__DIRECTIONS__.
Answer these questions from the abstract on validating novel drugs in animal models below:
(a) Which cellular adhesion molecule does Tysabri/Natalizumab target?
(b) In what year did Gilenya/fingolimod receive FDA approval?
(c) Which target class does the text name as an example where cross-reactivity in the test species can be a major hurdle?

__QUOTED PASSAGE__.
┌──
Title:Pitfalls and Solutions for the Validation of Novel Drugs in Animal Models of Disease
Volume: 8
Issue: 2
Author(s): Zoe Johnson, Christine A. Power and Amanda E. I. Proudfoot
Affiliation:
Keywords:
Antibodies, chemokines, drug development, inflammation, inhibitors, pre-clinical pharmacology, rodent models,
toxicology
Abstract: Aberrant cell recruitment is a hallmark of inflammatory responses, a complex process orchestrated by a unique
interplay of adhesion, chemotactic and pro-inflammatory molecules. To date there are only two marketed drugs that block
cell migration, interestingly both for Multiple Sclerosis (MS). Tysabri/Natalizumab, a humanized monoclonal antibody
against the cellular adhesion molecule VLA-4 was the first to be approved for the treatment of MS. A second inhibitor of
migration, Gilenya/fingolimod entered the market last year, having received FDA approval in 2010. There are many more
drugs targeting cellular recruitment in preclinical and clinical development, reflecting the promise that lies behind
inhibiting this process as treatment for a range of inflammatory diseases. Confirmation of efficacy of the compound/drug
in vivo is an important part of the drug development process and is essential for drugs that have a novel mechanism of
action. Additionally, toxicological tests to determine the safety of the drug are a pre-requisite for successful IND filing. In
pre-clinical development studies, drugs are preferentially tested for efficacy in rodent species such as mice, however in
order for these tests to be relevant, the compound has to show cross-reactivity with the target in the test species, which can
be a major hurdle for some target classes including chemokines. Not only do such tests rely on compound cross-reactivity,
but differences in biology, in particular of the immune system between rodents and humans, can cause additional
problems for drug development. In this review, we discuss, in the context of cell migration and inflammation, the
problems that arise during pre-clinical testing in vivo, including strategies to mitigate these risks.
└──
__PROVIDED RECORDS__.
┌──
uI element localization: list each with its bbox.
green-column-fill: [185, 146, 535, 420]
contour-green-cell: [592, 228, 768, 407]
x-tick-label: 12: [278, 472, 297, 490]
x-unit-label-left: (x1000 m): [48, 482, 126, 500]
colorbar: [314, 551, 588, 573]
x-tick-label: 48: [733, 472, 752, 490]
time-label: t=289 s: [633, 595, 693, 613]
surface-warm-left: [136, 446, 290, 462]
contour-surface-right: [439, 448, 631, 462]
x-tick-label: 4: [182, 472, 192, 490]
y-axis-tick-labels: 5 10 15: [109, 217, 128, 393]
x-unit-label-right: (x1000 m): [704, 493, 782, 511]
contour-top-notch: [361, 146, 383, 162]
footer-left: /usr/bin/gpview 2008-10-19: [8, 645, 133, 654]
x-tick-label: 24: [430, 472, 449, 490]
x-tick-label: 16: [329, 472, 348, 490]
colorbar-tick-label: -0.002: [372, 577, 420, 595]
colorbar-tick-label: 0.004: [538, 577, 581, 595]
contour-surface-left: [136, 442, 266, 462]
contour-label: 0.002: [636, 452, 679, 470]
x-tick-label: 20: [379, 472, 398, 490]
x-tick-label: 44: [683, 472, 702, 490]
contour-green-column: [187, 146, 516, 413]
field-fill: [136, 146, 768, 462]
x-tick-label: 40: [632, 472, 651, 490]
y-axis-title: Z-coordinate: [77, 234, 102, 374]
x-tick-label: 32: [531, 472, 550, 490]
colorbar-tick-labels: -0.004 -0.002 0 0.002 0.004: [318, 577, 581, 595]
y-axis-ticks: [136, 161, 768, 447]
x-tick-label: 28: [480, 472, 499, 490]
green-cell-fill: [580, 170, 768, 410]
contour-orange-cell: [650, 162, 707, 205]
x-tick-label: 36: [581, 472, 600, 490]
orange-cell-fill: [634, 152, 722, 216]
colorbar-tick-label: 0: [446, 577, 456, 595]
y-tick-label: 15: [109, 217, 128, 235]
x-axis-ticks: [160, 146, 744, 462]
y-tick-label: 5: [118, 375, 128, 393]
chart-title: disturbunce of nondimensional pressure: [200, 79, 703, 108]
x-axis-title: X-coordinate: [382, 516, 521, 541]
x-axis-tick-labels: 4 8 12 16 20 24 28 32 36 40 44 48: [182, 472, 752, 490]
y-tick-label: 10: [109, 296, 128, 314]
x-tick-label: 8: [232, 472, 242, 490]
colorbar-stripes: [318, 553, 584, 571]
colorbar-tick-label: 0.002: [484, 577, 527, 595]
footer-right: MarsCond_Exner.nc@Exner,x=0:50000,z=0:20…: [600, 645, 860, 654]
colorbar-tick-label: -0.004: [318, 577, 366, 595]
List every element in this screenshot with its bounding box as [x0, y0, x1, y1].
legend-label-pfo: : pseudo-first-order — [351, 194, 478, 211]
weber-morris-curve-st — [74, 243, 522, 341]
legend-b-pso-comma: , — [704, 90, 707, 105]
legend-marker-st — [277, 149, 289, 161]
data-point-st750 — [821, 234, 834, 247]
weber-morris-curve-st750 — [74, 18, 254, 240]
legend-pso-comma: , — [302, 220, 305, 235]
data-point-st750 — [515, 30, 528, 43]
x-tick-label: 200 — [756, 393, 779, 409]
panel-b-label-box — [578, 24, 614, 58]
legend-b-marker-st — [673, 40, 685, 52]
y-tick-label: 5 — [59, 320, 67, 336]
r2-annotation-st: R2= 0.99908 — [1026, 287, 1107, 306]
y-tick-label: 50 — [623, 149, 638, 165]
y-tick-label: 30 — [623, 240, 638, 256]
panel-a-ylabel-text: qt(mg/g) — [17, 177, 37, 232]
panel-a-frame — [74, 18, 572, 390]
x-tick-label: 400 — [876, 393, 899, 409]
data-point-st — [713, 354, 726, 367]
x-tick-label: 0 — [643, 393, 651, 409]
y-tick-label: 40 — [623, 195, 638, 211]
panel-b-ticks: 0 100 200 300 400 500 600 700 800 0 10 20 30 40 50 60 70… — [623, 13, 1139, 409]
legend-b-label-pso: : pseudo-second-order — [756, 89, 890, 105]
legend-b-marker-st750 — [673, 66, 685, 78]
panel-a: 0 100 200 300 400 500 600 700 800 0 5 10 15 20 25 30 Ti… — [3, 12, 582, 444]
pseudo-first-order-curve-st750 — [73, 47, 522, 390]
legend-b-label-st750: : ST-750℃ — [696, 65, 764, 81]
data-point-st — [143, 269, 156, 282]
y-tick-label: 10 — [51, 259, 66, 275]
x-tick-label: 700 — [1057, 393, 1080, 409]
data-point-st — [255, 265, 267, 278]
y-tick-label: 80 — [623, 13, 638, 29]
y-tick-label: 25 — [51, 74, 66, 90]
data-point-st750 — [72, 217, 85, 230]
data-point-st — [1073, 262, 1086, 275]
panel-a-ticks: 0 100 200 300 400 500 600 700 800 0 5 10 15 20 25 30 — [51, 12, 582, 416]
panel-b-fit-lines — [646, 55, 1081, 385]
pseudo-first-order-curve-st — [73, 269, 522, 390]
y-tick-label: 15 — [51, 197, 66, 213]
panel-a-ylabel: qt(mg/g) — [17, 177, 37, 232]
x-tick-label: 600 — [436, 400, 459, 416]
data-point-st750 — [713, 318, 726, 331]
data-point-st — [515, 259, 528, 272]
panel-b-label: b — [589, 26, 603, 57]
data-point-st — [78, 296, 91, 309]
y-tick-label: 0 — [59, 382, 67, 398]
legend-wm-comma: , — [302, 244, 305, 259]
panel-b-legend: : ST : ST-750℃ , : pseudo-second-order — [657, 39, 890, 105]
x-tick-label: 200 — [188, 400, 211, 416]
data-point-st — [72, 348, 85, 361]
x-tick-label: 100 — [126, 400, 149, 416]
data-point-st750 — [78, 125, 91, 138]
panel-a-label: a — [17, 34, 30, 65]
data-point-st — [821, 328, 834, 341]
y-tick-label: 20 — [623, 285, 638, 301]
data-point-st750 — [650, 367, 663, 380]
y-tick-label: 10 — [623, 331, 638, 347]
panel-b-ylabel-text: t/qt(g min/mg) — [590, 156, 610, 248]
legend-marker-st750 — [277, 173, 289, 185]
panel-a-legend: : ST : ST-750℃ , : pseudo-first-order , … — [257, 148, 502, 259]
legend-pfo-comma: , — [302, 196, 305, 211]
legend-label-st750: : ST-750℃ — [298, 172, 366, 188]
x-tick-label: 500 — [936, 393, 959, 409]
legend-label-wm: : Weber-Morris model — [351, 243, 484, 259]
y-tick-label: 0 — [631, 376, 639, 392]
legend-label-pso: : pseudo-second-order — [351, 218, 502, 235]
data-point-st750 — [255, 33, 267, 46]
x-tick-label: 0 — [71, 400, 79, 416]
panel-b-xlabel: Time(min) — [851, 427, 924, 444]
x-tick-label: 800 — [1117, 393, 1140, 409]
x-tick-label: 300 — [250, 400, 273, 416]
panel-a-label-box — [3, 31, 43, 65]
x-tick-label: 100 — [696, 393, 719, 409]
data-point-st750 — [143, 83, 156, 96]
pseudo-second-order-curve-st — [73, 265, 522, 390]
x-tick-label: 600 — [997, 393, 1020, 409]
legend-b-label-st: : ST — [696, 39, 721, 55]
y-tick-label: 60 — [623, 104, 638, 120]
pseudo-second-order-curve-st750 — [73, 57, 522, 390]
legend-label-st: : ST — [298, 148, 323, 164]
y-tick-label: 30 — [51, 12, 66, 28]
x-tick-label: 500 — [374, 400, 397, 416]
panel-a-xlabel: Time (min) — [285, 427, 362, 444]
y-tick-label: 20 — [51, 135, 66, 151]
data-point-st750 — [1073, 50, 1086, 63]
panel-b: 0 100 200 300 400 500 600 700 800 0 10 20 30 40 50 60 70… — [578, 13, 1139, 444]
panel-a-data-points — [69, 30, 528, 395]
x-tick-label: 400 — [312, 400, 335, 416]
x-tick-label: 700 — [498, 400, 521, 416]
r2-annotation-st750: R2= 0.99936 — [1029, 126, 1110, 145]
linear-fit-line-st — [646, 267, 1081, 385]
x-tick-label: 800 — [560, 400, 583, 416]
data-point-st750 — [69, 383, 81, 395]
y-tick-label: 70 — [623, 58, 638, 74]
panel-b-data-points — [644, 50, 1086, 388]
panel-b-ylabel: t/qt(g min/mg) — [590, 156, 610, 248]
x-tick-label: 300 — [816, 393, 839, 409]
└──
__OUTPUT FOR THIS TASK__.
(a) VLA-4
(b) 2010
(c) Chemokines